Цель 1
Переведите на английский язык предложение из воспоминаний о создании философского факультета: «Я поступил на исторический факультет».
Цель 2
Продолжите воспоминания о создании философского факультета, начав сразу после последнего приведенного предложения.
***** Отрывок
|
№ 23 (3713), 14 ноября 2005 года
|
|
|
далекое — близкое
|
|
|
Мы диалектику учили не по Гегелю
Исаак Александрович Майзель, старейший
из действующих философов Петербурга, рассказывает о своей жизни, о молодости, о том,
с чего начинался философский факультет
Я закончил среднюю школу в 1937 году – тогда почти все ленинградские философы были репрессированы, философия была подавлена, и в университете не было ни философского, ни экономического образования. Я поступил на исторический факультет. Тогда там читали курсы лекций крупные ученые – академик В.В.Струве, профессор Б.Д.Греков и другие. Очень хорошо было поставлено изучение древних языков – обязательным предметом была латынь, преподаватель Товстих читал нам древнегреческий. Более того, мы начали изучать языки Древнего Египта и Древнего Шумера (язык Шумера преподавал замечательный человек и крупнейший ученый И.М.Дьяконов). Нашу небольшую группу готовили к тому, что мы будем востоковедами. Летом 1939 года я был в археологических экспедициях – в Ленинградской области и в Крыму, на Керченском полуострове, где мы под руководством В.Ф.Гайдукевича исследовали античное поселение Тиритаку.
|
|
И.А.Майзель. 1945 г. |
|
Когда мы в сентябре 1939 года вернулись на факультет, там происходили очень важные изменения: были созданы два новые отделения – философское и экономическое. К тому времени я уже немного познакомился с философией – большую роль здесь сыграло, увы, прочтение «гениальной» (как тогда говорили) работы Сталина, который написал философскую главу о диалектическом и историческом материализме в «Кратком курсе истории ВКП(б)». Но вместе с тем в мои руки попала пара философских книг, изданных еще до революции – и философия заинтересовала меня. Возможность заняться философией сразу далеко отодвинула все мои исторические привязанности. Я как-то сразу почувствовал (и не один я), что философия – это то, что должно стать моим будущим.
**********
***** Исходные данные
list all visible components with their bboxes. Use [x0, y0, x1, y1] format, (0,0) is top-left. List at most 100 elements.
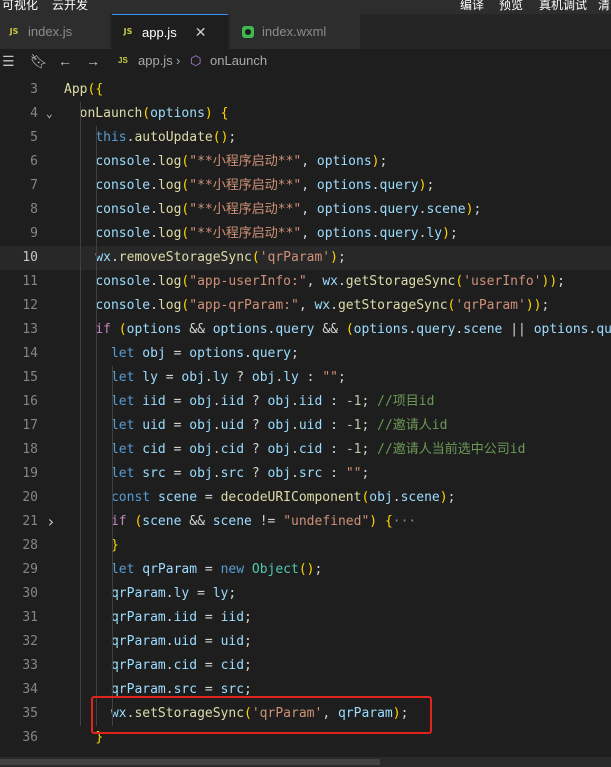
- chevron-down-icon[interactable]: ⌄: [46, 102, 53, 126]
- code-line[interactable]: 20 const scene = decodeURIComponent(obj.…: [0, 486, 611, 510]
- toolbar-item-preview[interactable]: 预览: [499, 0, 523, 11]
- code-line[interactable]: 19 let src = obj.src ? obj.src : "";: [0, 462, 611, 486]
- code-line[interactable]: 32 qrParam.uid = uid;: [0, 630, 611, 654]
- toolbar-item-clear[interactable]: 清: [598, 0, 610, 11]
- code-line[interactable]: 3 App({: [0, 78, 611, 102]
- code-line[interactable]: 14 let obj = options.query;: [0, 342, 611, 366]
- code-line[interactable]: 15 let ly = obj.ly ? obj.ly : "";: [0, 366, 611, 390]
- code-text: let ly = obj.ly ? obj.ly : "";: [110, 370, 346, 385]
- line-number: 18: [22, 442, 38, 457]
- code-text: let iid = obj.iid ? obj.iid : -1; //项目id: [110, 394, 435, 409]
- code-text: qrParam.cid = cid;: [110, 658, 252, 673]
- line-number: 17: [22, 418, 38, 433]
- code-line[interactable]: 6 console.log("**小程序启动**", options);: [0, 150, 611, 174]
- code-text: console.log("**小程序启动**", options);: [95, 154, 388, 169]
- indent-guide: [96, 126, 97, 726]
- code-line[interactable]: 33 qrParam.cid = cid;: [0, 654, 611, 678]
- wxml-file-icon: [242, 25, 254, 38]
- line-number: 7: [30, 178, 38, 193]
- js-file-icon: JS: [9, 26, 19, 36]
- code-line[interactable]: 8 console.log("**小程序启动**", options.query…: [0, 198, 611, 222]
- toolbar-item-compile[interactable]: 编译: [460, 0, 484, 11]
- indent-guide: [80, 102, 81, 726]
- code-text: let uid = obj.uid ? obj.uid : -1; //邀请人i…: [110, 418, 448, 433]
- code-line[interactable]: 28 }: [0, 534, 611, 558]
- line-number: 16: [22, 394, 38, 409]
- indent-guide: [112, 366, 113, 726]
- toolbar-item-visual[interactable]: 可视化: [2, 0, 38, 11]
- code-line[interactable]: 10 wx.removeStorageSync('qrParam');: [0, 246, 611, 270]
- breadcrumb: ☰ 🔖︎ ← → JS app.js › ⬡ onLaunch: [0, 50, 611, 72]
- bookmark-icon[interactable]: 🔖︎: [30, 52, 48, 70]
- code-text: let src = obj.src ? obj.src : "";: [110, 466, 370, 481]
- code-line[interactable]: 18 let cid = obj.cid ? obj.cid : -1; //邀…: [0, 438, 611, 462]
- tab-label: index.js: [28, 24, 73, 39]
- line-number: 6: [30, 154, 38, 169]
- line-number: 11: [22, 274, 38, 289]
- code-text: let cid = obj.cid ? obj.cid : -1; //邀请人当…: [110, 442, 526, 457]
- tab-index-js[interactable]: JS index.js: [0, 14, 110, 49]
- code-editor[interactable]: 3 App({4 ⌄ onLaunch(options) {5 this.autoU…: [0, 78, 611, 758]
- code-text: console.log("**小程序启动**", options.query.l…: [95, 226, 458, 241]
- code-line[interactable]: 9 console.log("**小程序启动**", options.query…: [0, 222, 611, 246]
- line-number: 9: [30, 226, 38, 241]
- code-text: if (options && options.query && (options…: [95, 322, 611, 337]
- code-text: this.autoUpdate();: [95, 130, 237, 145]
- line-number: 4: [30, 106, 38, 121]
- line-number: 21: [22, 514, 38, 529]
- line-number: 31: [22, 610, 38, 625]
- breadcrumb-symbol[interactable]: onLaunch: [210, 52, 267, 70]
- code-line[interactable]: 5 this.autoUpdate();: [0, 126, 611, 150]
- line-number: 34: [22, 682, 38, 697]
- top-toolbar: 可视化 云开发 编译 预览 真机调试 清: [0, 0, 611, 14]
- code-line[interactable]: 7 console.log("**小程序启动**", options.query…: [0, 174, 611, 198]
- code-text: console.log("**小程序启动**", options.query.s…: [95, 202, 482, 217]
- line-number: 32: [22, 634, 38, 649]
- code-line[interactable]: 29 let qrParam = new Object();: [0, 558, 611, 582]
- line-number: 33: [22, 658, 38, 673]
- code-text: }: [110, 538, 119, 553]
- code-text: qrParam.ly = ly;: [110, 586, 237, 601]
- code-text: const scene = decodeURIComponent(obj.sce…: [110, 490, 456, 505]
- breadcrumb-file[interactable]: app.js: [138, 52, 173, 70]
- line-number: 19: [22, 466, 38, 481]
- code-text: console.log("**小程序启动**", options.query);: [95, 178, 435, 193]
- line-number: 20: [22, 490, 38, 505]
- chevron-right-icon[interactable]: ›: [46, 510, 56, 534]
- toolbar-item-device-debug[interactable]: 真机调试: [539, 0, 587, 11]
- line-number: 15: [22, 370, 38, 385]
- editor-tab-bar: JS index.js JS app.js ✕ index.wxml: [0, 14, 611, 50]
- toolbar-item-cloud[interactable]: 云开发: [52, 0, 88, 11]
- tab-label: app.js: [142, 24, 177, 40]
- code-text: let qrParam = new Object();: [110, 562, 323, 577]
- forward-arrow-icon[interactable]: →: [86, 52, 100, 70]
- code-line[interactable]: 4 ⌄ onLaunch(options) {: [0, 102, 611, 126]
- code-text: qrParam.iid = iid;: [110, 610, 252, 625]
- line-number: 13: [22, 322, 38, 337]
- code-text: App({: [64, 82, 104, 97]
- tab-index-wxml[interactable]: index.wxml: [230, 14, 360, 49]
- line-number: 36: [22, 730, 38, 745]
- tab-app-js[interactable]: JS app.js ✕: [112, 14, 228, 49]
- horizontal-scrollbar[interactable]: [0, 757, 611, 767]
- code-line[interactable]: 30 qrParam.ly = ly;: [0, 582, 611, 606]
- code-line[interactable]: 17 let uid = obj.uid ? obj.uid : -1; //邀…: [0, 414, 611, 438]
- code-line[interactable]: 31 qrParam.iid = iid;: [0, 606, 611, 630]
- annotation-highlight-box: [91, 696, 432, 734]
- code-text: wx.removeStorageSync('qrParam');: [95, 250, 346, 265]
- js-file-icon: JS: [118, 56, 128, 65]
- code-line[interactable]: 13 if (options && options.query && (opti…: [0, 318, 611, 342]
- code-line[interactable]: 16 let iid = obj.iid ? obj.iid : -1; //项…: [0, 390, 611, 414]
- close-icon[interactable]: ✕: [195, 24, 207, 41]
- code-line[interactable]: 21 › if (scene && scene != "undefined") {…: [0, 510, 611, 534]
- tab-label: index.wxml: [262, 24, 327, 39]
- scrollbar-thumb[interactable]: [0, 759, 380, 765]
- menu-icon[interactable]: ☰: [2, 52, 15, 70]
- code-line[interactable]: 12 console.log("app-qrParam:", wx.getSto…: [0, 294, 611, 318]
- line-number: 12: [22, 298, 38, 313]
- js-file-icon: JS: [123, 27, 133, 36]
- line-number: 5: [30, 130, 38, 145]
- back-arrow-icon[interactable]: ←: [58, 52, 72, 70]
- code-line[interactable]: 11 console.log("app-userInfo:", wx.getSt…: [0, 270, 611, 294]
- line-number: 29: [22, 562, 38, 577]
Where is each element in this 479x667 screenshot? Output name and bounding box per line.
**********
Результат упражнения 1
I enrolled in the history department.

Результат упражнения 2
По просьбе студентов на философском отделении был с самого начала создан, наряду с первым, второй курс (я был одним из тех, кто активно выступал за его создание). Туда пришли студенты с различных факультетов – физического, исторического… Они давали клятву «уложить пятилетний курс в 4 года». Я подал заявление, чтобы меня, оставив на 3 курсе исторического факультета, зачислили параллельно на 2 курс философского отделения. Но оказалось, что по закону это невозможно, так же как и нельзя перевестись с более высокого на более низкий курс. Сначала многие пытались бороться, но не отступились только двое: это был я и Вера Яковлевна Комарова, которая тоже загорелась мечтой о философии – впоследствии она посвятит себя античной философии.
Я был комсомольцем и написал письмо в ЦК комсомола с просьбой помочь нам. Через несколько дней мне пришло письмо – оно до сих пор у меня хранится, – где был приказ Государственного комитета по делам высшей школы о том, что нам с Верой Яковлевной разрешили заниматься одновременно на историческом и философском отделении. В ЦК комсомола были хорошие люди!
Начались занятия. Заместителем декана по философскому отделению стал Александр Сергеевич Поляк. Это был замечательный человек. Душа отделения, он любил и знал всех студентов. Благодаря ему на факультете создалась очень хорошая, дружественная атмосфера. На отделении было не так много студентов – около 50 человек на двух курсах. А.С.Поляк болел за отделение, приглашал лучших преподавателей, помогал студентам. Это был по-доброму остроумный человек.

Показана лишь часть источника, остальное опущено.